▶ **WHAT YOU HAVE TO DO**
Exclude the pictures, then repeat the remaining data exactly.

▶ **SUPPLIED RECORDS**
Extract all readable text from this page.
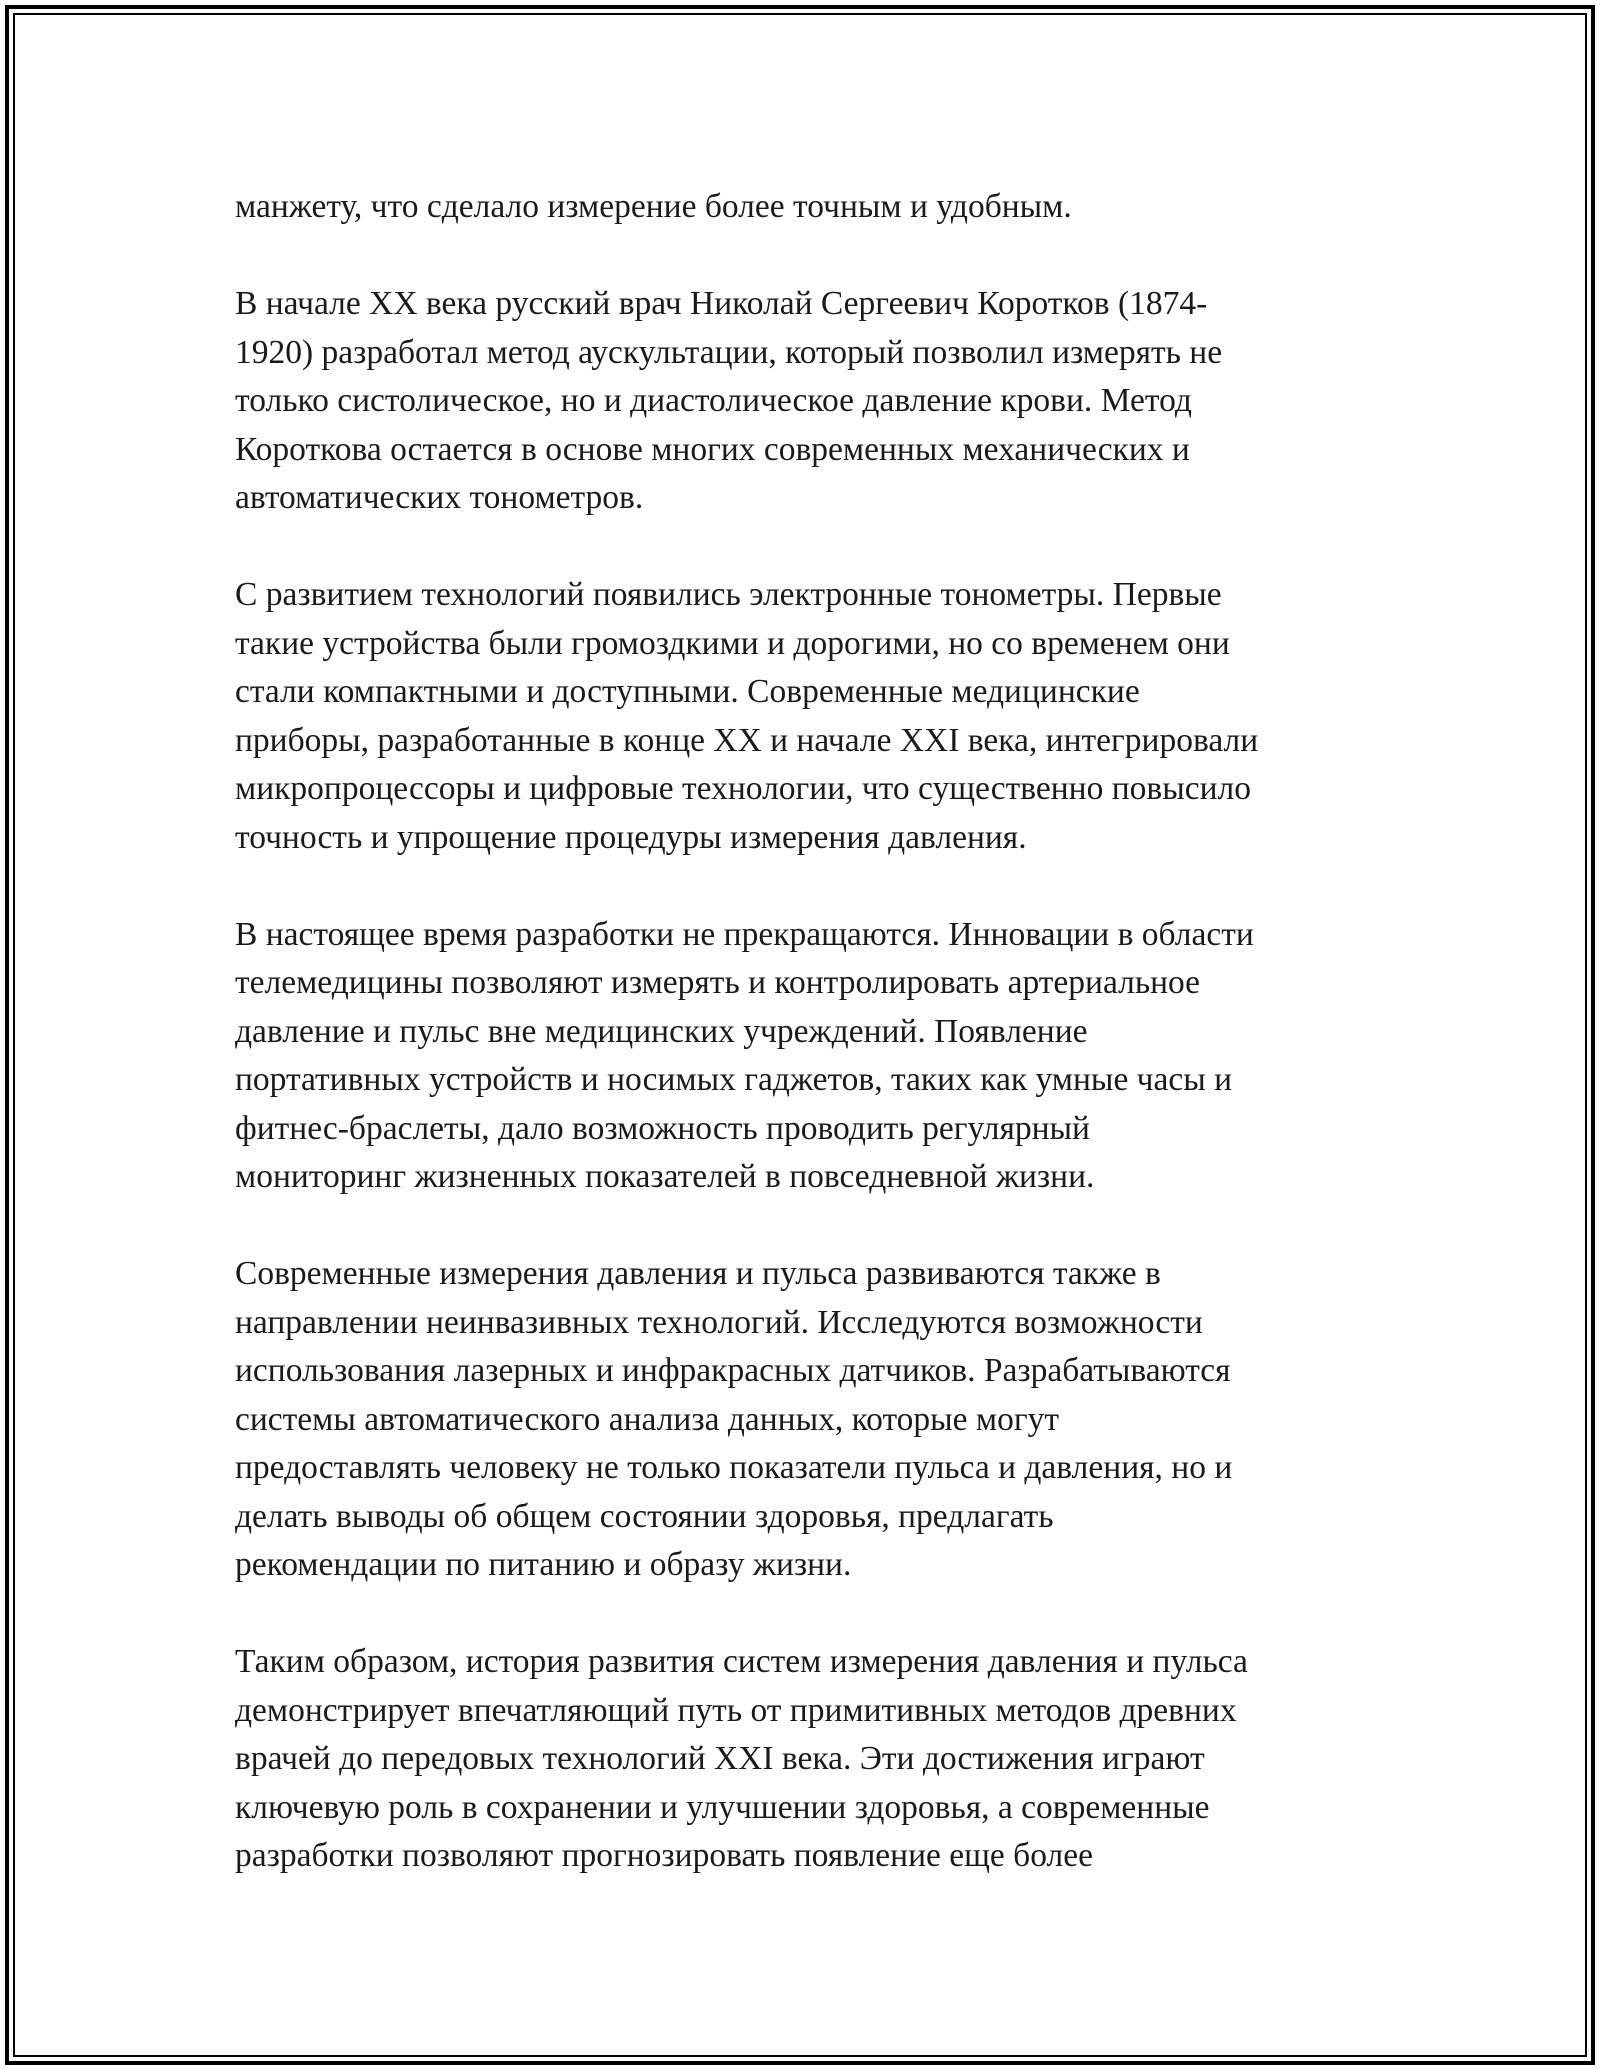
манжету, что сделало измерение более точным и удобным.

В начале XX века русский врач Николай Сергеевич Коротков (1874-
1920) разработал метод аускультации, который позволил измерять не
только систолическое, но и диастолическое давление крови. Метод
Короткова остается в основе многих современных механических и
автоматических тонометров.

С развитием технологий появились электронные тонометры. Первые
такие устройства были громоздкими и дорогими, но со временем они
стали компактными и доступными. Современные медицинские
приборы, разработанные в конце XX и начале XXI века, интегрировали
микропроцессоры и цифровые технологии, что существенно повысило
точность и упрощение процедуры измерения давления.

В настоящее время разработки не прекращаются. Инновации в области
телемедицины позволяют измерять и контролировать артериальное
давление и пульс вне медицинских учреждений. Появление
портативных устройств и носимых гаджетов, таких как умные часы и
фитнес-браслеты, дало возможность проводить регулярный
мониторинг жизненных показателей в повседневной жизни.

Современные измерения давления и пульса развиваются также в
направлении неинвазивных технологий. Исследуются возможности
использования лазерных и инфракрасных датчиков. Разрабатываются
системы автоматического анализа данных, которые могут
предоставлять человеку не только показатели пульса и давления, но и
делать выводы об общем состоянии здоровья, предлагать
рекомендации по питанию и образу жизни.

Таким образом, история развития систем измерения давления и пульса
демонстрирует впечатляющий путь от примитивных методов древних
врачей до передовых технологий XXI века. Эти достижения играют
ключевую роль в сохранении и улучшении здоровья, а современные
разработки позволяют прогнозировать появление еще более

▶ **SOLUTION TO THIS EXERCISE**
Extract all readable text from this page.
манжету, что сделало измерение более точным и удобным.

В начале XX века русский врач Николай Сергеевич Коротков (1874-
1920) разработал метод аускультации, который позволил измерять не
только систолическое, но и диастолическое давление крови. Метод
Короткова остается в основе многих современных механических и
автоматических тонометров.

С развитием технологий появились электронные тонометры. Первые
такие устройства были громоздкими и дорогими, но со временем они
стали компактными и доступными. Современные медицинские
приборы, разработанные в конце XX и начале XXI века, интегрировали
микропроцессоры и цифровые технологии, что существенно повысило
точность и упрощение процедуры измерения давления.

В настоящее время разработки не прекращаются. Инновации в области
телемедицины позволяют измерять и контролировать артериальное
давление и пульс вне медицинских учреждений. Появление
портативных устройств и носимых гаджетов, таких как умные часы и
фитнес-браслеты, дало возможность проводить регулярный
мониторинг жизненных показателей в повседневной жизни.

Современные измерения давления и пульса развиваются также в
направлении неинвазивных технологий. Исследуются возможности
использования лазерных и инфракрасных датчиков. Разрабатываются
системы автоматического анализа данных, которые могут
предоставлять человеку не только показатели пульса и давления, но и
делать выводы об общем состоянии здоровья, предлагать
рекомендации по питанию и образу жизни.

Таким образом, история развития систем измерения давления и пульса
демонстрирует впечатляющий путь от примитивных методов древних
врачей до передовых технологий XXI века. Эти достижения играют
ключевую роль в сохранении и улучшении здоровья, а современные
разработки позволяют прогнозировать появление еще более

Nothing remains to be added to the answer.